(Layout records)
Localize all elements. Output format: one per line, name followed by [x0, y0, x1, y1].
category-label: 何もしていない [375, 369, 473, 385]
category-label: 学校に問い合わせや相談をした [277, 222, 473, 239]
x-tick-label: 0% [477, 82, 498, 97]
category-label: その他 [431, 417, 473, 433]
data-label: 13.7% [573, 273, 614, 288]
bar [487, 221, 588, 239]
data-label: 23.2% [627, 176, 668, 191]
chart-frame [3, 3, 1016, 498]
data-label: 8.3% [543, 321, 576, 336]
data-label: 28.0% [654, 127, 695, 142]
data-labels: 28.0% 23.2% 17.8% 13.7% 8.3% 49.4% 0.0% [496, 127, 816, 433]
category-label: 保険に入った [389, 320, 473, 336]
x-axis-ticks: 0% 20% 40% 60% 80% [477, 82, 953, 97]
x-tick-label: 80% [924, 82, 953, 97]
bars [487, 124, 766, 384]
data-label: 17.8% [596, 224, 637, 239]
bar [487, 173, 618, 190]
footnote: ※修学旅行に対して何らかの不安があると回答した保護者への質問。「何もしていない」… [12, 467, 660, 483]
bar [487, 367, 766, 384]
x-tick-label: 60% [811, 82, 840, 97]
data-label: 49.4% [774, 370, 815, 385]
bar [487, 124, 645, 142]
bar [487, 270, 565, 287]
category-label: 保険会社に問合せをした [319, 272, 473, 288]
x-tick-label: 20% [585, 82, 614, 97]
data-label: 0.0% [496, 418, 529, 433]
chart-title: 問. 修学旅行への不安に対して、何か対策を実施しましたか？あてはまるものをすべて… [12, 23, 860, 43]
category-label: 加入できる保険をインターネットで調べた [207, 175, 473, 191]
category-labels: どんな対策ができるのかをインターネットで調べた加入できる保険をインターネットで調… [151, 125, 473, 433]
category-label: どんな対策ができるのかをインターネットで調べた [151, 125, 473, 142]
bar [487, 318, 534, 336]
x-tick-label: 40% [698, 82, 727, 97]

---

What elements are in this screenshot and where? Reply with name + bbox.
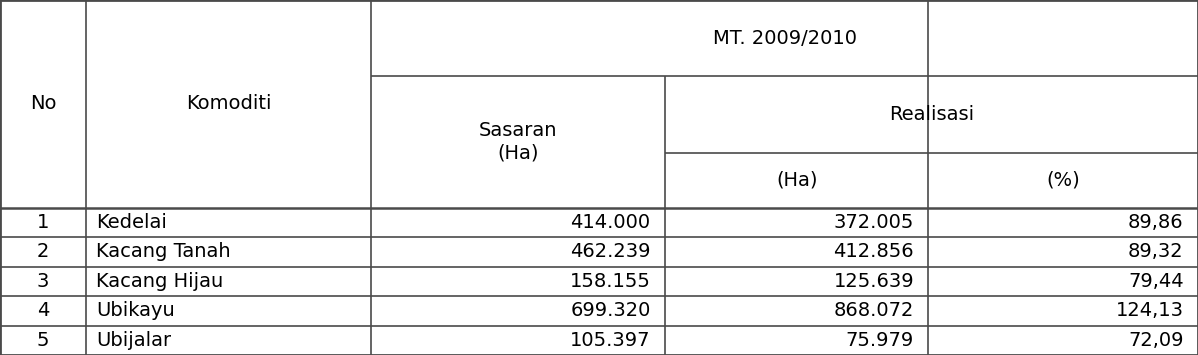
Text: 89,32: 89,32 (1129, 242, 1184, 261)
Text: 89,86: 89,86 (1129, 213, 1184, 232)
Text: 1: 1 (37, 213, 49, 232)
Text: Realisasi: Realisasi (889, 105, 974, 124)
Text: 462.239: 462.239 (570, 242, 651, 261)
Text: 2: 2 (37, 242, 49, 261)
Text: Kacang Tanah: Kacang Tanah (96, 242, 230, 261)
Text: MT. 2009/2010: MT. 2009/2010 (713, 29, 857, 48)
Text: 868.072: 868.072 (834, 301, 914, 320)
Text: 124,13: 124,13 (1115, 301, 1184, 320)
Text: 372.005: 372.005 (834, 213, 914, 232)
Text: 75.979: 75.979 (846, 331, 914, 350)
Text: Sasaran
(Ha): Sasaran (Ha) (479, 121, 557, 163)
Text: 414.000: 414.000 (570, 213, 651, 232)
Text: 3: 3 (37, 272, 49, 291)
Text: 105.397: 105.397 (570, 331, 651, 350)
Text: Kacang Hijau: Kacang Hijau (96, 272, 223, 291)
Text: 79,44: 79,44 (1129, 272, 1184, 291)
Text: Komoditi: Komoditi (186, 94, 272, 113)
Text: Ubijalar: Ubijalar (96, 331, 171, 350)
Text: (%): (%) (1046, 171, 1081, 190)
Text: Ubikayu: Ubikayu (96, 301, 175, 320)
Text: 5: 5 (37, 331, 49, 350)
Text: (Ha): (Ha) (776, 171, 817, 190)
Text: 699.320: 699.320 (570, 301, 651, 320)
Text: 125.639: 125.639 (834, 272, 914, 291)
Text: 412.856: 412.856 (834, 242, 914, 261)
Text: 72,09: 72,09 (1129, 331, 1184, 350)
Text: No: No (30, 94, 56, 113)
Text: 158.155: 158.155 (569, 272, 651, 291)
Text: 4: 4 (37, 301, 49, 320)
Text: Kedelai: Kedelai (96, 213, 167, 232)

--

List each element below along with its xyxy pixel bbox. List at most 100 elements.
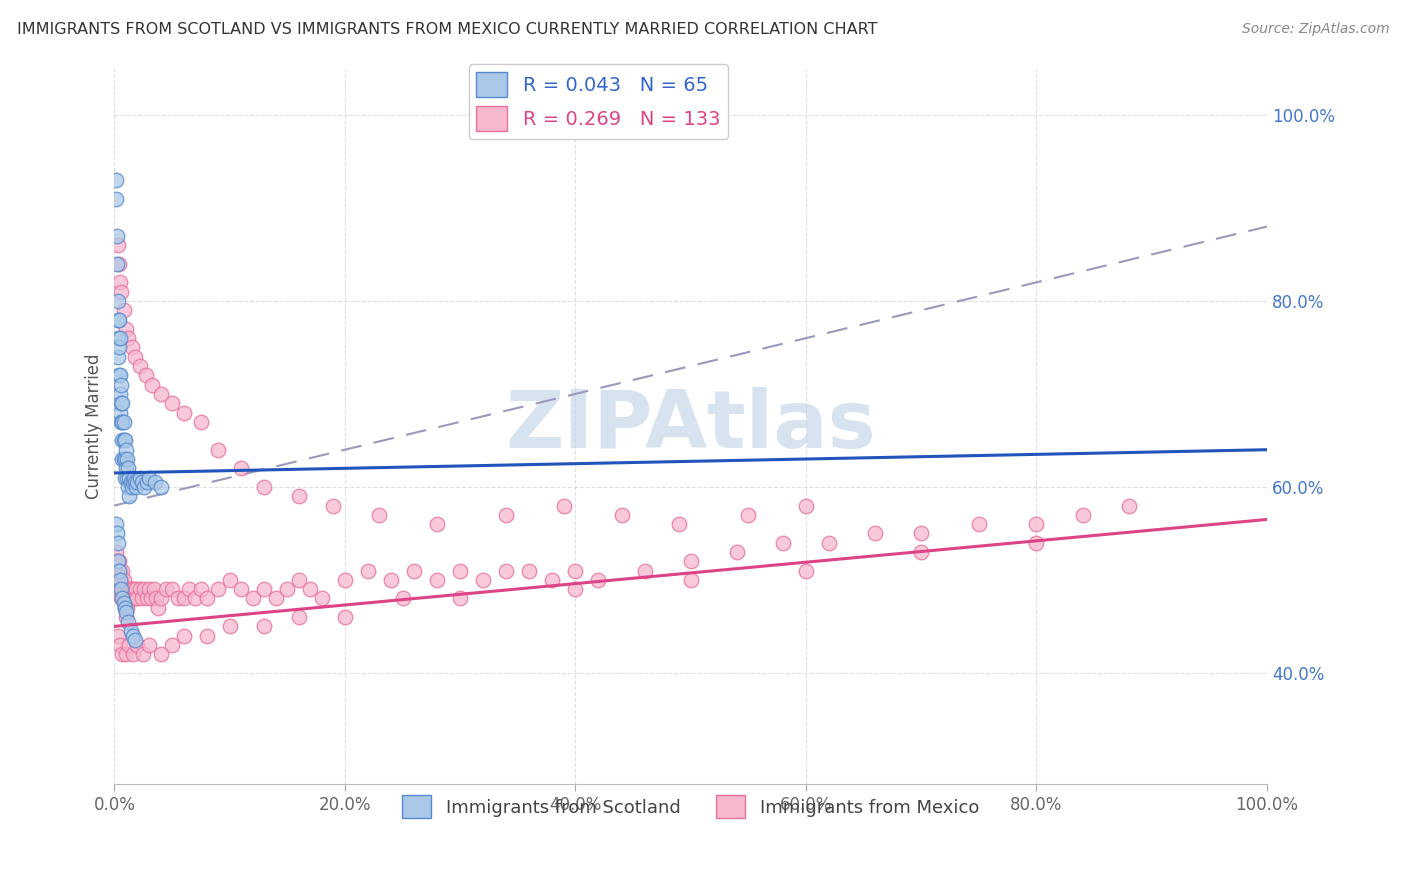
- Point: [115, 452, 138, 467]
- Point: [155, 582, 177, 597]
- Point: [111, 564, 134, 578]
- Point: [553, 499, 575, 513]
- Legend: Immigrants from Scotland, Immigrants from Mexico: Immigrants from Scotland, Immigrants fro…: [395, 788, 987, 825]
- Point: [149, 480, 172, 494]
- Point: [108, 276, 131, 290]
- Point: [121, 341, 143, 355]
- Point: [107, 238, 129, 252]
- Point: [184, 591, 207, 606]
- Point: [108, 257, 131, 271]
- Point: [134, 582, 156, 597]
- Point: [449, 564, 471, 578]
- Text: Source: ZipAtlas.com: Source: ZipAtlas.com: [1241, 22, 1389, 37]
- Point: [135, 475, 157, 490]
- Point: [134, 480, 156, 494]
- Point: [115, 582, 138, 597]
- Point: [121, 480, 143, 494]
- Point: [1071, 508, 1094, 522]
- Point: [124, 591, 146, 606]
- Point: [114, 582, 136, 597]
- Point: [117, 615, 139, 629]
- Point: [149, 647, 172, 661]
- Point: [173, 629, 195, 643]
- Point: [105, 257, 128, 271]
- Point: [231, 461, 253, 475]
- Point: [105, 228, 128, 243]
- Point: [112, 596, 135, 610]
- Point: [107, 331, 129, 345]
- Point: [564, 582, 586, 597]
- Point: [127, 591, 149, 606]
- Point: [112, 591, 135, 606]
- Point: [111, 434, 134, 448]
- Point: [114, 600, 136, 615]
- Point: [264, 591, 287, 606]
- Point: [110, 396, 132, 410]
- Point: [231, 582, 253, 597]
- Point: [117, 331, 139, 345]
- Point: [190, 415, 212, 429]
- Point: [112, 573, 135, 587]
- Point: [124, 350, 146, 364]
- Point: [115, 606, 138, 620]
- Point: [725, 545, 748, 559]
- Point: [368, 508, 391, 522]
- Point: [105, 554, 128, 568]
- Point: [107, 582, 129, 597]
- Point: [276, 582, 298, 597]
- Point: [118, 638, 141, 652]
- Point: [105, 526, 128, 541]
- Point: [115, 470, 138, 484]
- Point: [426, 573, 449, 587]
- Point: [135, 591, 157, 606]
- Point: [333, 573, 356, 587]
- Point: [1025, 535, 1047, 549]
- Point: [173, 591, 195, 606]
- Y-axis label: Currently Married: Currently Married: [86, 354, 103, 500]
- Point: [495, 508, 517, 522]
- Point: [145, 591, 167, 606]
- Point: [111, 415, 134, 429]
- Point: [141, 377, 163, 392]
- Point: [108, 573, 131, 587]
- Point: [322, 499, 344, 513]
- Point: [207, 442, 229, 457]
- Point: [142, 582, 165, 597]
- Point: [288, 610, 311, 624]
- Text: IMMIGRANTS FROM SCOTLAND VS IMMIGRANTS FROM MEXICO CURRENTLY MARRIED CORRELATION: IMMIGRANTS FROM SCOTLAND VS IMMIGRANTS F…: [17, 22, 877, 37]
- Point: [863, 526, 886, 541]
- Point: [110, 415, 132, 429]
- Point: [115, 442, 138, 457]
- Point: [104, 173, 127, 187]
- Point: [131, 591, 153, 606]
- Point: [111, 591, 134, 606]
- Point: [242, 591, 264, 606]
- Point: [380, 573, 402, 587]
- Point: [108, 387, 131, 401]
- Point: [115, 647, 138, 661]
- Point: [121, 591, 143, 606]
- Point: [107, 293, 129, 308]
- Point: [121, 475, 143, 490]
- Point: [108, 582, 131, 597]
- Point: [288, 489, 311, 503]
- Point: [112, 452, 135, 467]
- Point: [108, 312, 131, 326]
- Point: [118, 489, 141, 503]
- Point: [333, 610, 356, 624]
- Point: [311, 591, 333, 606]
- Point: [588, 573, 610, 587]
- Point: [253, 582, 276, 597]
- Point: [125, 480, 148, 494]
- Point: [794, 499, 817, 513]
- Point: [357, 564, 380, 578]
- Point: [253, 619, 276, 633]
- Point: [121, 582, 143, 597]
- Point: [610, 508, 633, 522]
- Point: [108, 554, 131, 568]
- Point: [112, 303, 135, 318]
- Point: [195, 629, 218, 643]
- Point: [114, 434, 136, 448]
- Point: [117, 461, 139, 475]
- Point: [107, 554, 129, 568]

■ **Description of the task**: Copy out the lines of the records word for word, beginning at the line that contains "Localize all elements." and stopping after the line that contains "x-tick-label: 40% [698, 82, 727, 97]".

■ **Finished task**:
Localize all elements. Output format: one per line, name followed by [x0, y0, x1, y1].
category-label: 何もしていない [375, 369, 473, 385]
category-label: 学校に問い合わせや相談をした [277, 222, 473, 239]
x-tick-label: 0% [477, 82, 498, 97]
category-label: その他 [431, 417, 473, 433]
data-label: 13.7% [573, 273, 614, 288]
bar [487, 221, 588, 239]
data-label: 23.2% [627, 176, 668, 191]
chart-frame [3, 3, 1016, 498]
data-label: 8.3% [543, 321, 576, 336]
data-label: 28.0% [654, 127, 695, 142]
data-labels: 28.0% 23.2% 17.8% 13.7% 8.3% 49.4% 0.0% [496, 127, 816, 433]
category-label: 保険に入った [389, 320, 473, 336]
x-axis-ticks: 0% 20% 40% 60% 80% [477, 82, 953, 97]
x-tick-label: 80% [924, 82, 953, 97]
bars [487, 124, 766, 384]
data-label: 17.8% [596, 224, 637, 239]
bar [487, 173, 618, 190]
footnote: ※修学旅行に対して何らかの不安があると回答した保護者への質問。「何もしていない」… [12, 467, 660, 483]
bar [487, 367, 766, 384]
x-tick-label: 60% [811, 82, 840, 97]
data-label: 49.4% [774, 370, 815, 385]
bar [487, 124, 645, 142]
bar [487, 270, 565, 287]
category-label: 保険会社に問合せをした [319, 272, 473, 288]
x-tick-label: 20% [585, 82, 614, 97]
data-label: 0.0% [496, 418, 529, 433]
chart-title: 問. 修学旅行への不安に対して、何か対策を実施しましたか？あてはまるものをすべて… [12, 23, 860, 43]
category-label: 加入できる保険をインターネットで調べた [207, 175, 473, 191]
category-labels: どんな対策ができるのかをインターネットで調べた加入できる保険をインターネットで調… [151, 125, 473, 433]
category-label: どんな対策ができるのかをインターネットで調べた [151, 125, 473, 142]
bar [487, 318, 534, 336]
x-tick-label: 40% [698, 82, 727, 97]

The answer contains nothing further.